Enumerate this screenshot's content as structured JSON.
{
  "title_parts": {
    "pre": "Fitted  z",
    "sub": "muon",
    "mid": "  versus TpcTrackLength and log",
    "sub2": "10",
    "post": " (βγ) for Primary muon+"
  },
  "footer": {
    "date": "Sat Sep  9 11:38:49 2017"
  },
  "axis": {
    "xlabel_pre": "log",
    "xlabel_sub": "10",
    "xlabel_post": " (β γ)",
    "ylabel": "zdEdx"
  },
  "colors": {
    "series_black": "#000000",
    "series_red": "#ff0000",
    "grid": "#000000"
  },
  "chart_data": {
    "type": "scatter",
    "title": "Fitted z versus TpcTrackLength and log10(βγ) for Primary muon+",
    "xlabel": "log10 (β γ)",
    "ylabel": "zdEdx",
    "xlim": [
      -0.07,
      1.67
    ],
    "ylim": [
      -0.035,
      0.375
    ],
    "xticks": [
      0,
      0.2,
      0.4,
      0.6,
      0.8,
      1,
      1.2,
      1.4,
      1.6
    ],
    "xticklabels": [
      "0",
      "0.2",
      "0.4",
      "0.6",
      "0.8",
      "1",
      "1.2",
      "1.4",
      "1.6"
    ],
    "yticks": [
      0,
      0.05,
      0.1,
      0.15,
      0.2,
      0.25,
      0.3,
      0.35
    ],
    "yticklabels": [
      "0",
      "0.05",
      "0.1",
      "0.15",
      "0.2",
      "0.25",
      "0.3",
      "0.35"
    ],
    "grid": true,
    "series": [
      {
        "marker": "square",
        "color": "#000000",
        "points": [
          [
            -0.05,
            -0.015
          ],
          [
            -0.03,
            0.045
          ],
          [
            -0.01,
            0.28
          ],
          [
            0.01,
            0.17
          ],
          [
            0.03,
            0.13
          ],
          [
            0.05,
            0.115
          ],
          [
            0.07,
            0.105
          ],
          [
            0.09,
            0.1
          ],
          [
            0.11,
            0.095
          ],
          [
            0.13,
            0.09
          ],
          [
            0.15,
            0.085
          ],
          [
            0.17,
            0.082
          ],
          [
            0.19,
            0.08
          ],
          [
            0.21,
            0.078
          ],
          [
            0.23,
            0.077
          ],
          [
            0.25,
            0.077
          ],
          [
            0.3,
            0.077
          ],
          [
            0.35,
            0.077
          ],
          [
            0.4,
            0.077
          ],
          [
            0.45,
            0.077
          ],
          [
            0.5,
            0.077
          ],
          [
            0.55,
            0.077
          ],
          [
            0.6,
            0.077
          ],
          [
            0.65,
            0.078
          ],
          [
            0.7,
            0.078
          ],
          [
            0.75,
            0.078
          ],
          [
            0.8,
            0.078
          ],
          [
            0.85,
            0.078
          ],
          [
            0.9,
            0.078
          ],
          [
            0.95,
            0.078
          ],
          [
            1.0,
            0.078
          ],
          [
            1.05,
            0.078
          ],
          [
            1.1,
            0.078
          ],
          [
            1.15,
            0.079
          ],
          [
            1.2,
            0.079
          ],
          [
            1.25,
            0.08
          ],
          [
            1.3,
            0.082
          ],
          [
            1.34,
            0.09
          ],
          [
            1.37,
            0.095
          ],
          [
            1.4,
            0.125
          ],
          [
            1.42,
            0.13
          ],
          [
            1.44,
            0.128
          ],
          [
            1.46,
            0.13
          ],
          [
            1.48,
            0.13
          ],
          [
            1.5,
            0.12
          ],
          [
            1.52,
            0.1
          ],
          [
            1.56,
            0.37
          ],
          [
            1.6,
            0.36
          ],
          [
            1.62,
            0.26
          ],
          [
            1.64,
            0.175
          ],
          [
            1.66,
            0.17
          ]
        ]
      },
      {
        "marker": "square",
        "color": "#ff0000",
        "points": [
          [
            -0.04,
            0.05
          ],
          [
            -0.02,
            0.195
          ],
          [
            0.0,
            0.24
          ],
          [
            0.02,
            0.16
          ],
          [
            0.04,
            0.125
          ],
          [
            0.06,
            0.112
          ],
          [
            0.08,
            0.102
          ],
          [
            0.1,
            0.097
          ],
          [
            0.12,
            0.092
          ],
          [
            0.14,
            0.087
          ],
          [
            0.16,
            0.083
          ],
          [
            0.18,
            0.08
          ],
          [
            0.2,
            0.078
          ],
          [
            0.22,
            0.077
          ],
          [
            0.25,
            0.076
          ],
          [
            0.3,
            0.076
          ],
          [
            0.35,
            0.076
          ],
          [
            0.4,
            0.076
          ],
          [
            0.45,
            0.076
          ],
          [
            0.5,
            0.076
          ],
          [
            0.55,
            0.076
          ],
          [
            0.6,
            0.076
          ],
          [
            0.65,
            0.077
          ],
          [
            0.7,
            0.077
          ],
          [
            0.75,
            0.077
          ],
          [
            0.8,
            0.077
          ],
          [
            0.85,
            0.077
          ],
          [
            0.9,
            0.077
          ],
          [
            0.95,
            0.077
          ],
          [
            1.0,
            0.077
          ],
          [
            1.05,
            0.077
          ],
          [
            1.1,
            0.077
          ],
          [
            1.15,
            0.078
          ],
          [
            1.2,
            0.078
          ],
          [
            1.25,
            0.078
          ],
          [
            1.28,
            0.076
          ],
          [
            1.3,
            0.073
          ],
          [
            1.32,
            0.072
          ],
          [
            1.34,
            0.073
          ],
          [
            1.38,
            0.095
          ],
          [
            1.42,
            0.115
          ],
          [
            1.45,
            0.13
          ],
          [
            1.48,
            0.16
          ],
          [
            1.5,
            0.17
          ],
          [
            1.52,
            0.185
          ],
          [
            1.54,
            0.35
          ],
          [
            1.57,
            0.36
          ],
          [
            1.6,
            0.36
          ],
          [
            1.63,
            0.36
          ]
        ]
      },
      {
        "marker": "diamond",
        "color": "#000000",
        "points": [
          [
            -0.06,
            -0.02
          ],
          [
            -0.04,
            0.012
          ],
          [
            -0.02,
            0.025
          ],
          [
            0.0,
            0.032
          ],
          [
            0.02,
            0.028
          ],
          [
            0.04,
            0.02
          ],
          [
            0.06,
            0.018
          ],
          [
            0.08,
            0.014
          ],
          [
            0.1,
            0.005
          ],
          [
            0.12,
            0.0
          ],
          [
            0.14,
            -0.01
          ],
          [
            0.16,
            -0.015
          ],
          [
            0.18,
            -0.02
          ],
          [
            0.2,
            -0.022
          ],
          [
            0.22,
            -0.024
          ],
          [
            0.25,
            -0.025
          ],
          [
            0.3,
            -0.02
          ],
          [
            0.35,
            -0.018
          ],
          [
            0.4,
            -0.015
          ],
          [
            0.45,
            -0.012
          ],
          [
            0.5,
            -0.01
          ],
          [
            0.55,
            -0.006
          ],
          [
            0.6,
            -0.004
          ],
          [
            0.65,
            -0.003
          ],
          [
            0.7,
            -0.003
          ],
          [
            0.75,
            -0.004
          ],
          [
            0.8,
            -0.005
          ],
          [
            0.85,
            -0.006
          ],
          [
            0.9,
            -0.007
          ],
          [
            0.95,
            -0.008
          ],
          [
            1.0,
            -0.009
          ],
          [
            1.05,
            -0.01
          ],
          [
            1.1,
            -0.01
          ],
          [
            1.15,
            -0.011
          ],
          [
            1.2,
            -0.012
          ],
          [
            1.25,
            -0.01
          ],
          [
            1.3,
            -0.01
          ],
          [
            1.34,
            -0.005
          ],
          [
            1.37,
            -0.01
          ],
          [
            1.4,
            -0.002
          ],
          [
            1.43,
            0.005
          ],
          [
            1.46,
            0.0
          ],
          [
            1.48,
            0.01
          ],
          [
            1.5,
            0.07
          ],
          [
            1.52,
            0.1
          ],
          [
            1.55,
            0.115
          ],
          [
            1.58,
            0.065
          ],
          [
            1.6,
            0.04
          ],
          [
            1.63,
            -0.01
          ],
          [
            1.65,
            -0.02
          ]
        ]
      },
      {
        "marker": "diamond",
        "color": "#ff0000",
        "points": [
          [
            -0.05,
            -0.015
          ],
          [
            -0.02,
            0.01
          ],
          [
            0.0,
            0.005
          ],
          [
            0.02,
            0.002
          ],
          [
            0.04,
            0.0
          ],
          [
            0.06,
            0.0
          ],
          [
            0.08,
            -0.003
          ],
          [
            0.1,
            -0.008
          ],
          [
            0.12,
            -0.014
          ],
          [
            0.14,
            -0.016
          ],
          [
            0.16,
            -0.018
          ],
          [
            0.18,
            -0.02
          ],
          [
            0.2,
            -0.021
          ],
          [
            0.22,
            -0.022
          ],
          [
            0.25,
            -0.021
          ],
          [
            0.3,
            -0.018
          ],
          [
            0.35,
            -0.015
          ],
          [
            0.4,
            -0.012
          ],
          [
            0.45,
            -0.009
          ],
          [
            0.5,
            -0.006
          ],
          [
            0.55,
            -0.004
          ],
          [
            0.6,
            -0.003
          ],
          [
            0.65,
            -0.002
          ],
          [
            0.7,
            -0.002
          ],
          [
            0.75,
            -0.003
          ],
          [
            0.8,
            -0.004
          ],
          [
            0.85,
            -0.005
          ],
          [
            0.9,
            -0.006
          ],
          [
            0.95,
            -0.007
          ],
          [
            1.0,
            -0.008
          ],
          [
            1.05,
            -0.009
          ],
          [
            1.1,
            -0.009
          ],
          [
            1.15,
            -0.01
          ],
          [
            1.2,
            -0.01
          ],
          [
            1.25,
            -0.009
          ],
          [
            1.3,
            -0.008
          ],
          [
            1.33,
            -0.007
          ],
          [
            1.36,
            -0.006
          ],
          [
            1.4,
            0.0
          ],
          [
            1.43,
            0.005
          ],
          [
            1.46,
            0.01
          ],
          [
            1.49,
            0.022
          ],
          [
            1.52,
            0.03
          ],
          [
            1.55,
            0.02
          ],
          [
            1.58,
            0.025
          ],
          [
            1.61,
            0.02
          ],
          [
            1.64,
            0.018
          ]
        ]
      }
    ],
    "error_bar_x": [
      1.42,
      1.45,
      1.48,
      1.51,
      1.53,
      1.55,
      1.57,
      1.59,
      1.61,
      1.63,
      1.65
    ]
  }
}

◆ ◆ ◆ ◆ ◆ ◆ ◆

• Problem details
Which lines contain the word "versus"? Copy each one.

• Task output
    "mid": "  versus TpcTrackLength and log",
    "title": "Fitted z versus TpcTrackLength and log10(βγ) for Primary muon+",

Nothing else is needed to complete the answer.